◆ **DESCRIPTION OF THE TASK**
Narrow the data below down to the lines containing "услуг".

◆ **RECORD LIST**
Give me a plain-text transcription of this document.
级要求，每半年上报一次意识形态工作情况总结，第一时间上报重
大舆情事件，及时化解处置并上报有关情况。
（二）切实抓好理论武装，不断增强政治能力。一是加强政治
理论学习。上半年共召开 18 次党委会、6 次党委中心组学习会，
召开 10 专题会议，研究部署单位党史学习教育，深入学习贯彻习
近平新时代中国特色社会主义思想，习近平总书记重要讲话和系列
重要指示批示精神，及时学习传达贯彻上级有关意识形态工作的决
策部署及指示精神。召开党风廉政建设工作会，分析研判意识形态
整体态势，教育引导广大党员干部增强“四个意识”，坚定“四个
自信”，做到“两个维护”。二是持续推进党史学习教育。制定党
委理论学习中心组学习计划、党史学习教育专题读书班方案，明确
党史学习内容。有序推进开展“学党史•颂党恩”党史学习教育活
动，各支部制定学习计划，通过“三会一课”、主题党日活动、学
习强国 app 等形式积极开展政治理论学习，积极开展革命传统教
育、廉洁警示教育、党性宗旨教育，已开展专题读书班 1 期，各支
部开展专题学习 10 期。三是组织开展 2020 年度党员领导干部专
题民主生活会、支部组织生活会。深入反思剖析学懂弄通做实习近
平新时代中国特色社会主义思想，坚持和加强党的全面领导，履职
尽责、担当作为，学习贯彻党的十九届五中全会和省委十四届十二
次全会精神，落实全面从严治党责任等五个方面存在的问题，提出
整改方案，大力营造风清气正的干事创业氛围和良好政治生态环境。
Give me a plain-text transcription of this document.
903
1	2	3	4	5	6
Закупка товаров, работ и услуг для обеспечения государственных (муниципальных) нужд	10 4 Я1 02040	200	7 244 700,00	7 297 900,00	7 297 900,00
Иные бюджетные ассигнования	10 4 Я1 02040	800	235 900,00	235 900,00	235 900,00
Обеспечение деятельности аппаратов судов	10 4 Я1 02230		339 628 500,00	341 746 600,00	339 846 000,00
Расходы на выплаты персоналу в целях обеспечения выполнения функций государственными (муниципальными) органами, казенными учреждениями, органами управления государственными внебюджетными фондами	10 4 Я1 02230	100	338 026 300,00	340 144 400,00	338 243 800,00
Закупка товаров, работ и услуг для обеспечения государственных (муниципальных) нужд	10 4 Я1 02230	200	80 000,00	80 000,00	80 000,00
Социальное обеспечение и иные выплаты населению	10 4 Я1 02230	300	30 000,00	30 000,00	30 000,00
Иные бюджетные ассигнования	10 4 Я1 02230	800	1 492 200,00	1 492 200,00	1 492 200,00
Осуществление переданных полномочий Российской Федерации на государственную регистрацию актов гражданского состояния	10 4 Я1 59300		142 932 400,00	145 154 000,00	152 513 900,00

◆ **COMPLETE RESPONSE**
Закупка товаров, работ и услуг для обеспечения государственных (муниципальных) нужд	10 4 Я1 02040	200	7 244 700,00	7 297 900,00	7 297 900,00
Закупка товаров, работ и услуг для обеспечения государственных (муниципальных) нужд	10 4 Я1 02230	200	80 000,00	80 000,00	80 000,00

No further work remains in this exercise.